Consider the records below. How many of their lines include the word "access"? State the number and nothing else.

## Provided material
----------

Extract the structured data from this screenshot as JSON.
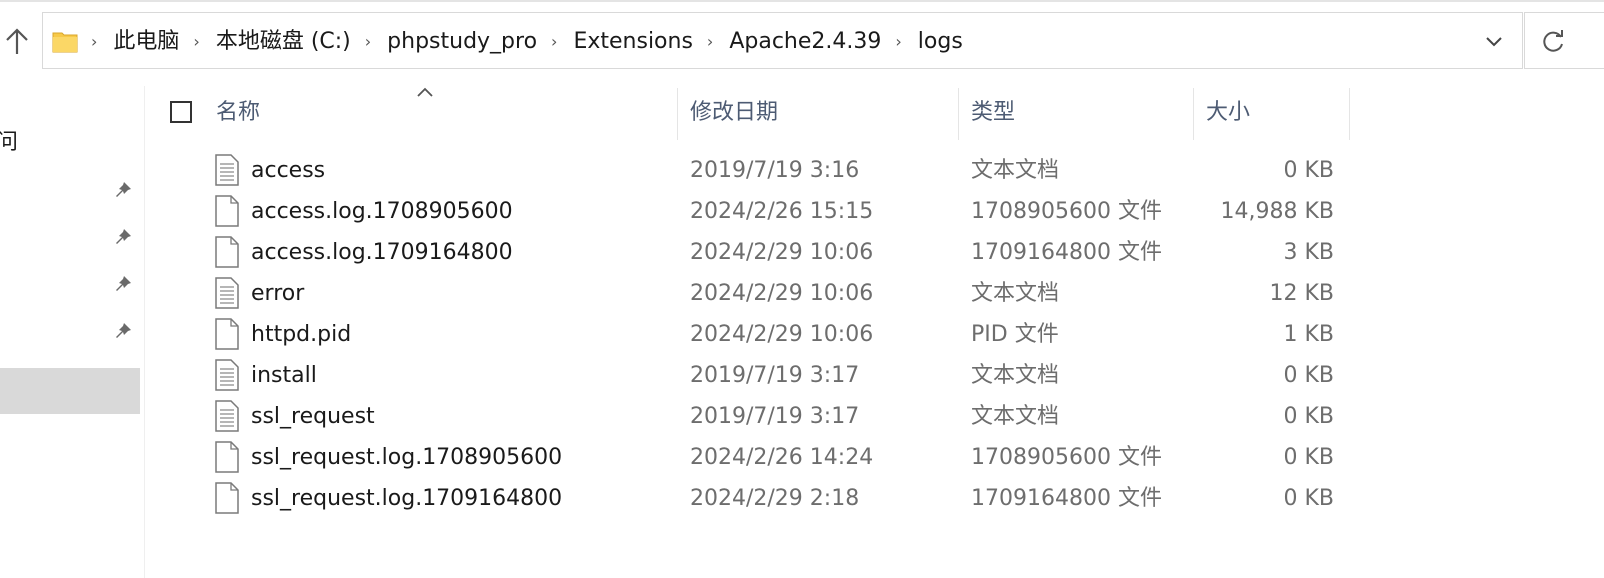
{
  "breadcrumb": [
    "此电脑",
    "本地磁盘 (C:)",
    "phpstudy_pro",
    "Extensions",
    "Apache2.4.39",
    "logs"
  ],
  "nav": {
    "partial_text": "问",
    "pinned_count": 4
  },
  "columns": {
    "name": "名称",
    "date": "修改日期",
    "type": "类型",
    "size": "大小"
  },
  "files": [
    {
      "name": "access",
      "date": "2019/7/19 3:16",
      "type": "文本文档",
      "size": "0 KB",
      "icon": "text-file-icon"
    },
    {
      "name": "access.log.1708905600",
      "date": "2024/2/26 15:15",
      "type": "1708905600 文件",
      "size": "14,988 KB",
      "icon": "file-icon"
    },
    {
      "name": "access.log.1709164800",
      "date": "2024/2/29 10:06",
      "type": "1709164800 文件",
      "size": "3 KB",
      "icon": "file-icon"
    },
    {
      "name": "error",
      "date": "2024/2/29 10:06",
      "type": "文本文档",
      "size": "12 KB",
      "icon": "text-file-icon"
    },
    {
      "name": "httpd.pid",
      "date": "2024/2/29 10:06",
      "type": "PID 文件",
      "size": "1 KB",
      "icon": "file-icon"
    },
    {
      "name": "install",
      "date": "2019/7/19 3:17",
      "type": "文本文档",
      "size": "0 KB",
      "icon": "text-file-icon"
    },
    {
      "name": "ssl_request",
      "date": "2019/7/19 3:17",
      "type": "文本文档",
      "size": "0 KB",
      "icon": "text-file-icon"
    },
    {
      "name": "ssl_request.log.1708905600",
      "date": "2024/2/26 14:24",
      "type": "1708905600 文件",
      "size": "0 KB",
      "icon": "file-icon"
    },
    {
      "name": "ssl_request.log.1709164800",
      "date": "2024/2/29 2:18",
      "type": "1709164800 文件",
      "size": "0 KB",
      "icon": "file-icon"
    }
  ],
  "colors": {
    "folder": "#f7c948",
    "header_text": "#4d5b73",
    "selection": "#d9d9d9",
    "muted_text": "#6d6d6d"
  }
}
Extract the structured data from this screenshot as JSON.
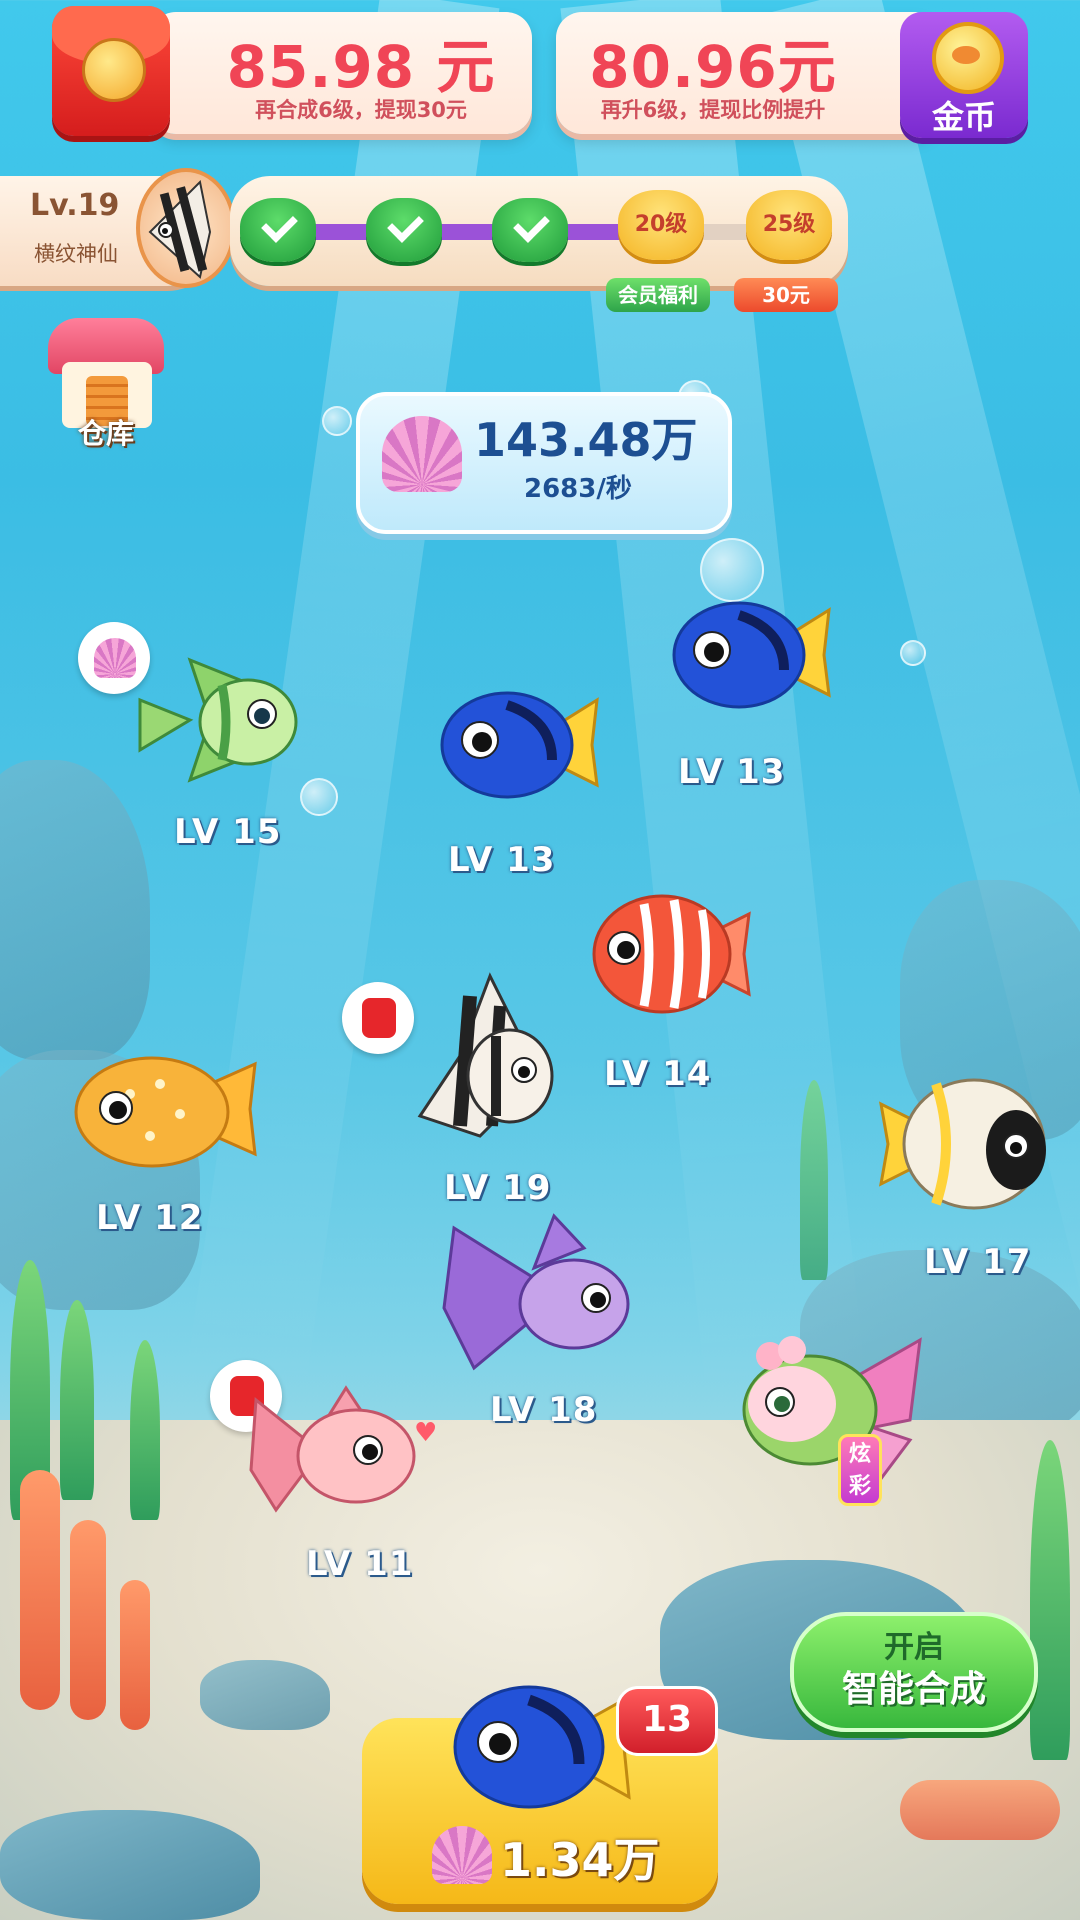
{
  "header": {
    "red_packet": {
      "amount": "85.98 元",
      "note": "再合成6级，提现30元"
    },
    "coins": {
      "amount": "80.96元",
      "note": "再升6级，提现比例提升",
      "button_label": "金币"
    }
  },
  "level": {
    "level_label": "Lv.19",
    "fish_name": "横纹神仙",
    "milestone_20": "20级",
    "milestone_25": "25级",
    "milestone_20_tag": "会员福利",
    "milestone_25_tag": "30元",
    "progress_fraction": 0.78
  },
  "warehouse": {
    "label": "仓库"
  },
  "shells": {
    "amount": "143.48万",
    "rate": "2683/秒"
  },
  "fish": [
    {
      "label": "LV 15"
    },
    {
      "label": "LV 13"
    },
    {
      "label": "LV 13"
    },
    {
      "label": "LV 14"
    },
    {
      "label": "LV 19"
    },
    {
      "label": "LV 12"
    },
    {
      "label": "LV 17"
    },
    {
      "label": "LV 18"
    },
    {
      "label": "LV 11"
    }
  ],
  "special_fish": {
    "tag": "炫彩"
  },
  "smart_merge": {
    "line1": "开启",
    "line2": "智能合成"
  },
  "buy": {
    "count": "13",
    "cost": "1.34万"
  },
  "colors": {
    "accent_red": "#f04556",
    "purple": "#9b52d8",
    "green": "#38b83d",
    "yellow": "#f5b818"
  },
  "icons": [
    "red-packet-icon",
    "gold-coin-icon",
    "check-icon",
    "medal-icon",
    "house-icon",
    "shell-icon",
    "heart-icon"
  ]
}
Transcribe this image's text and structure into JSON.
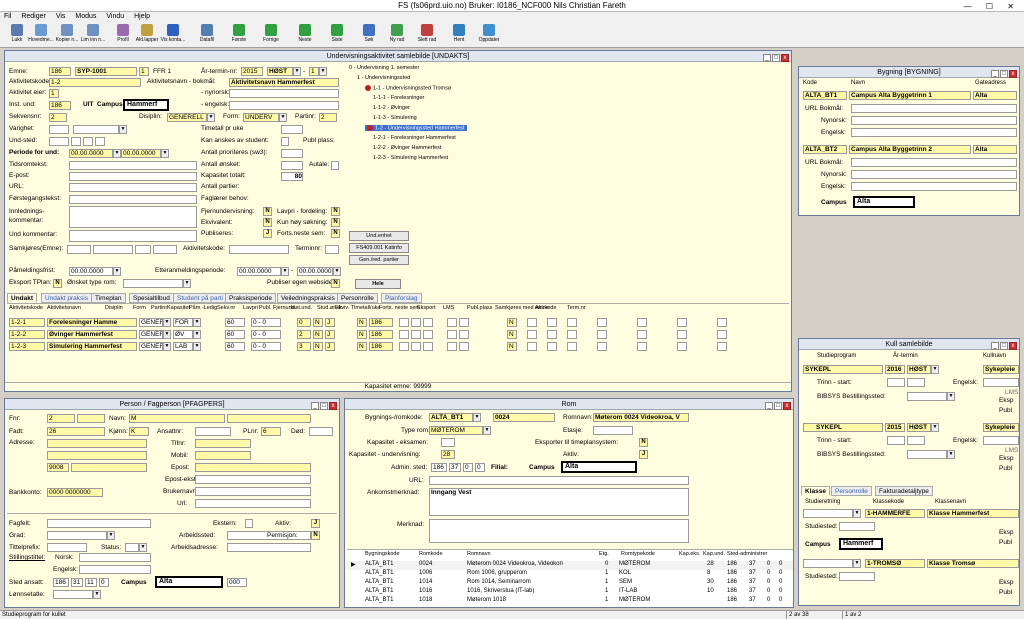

----------

## Finished answer
3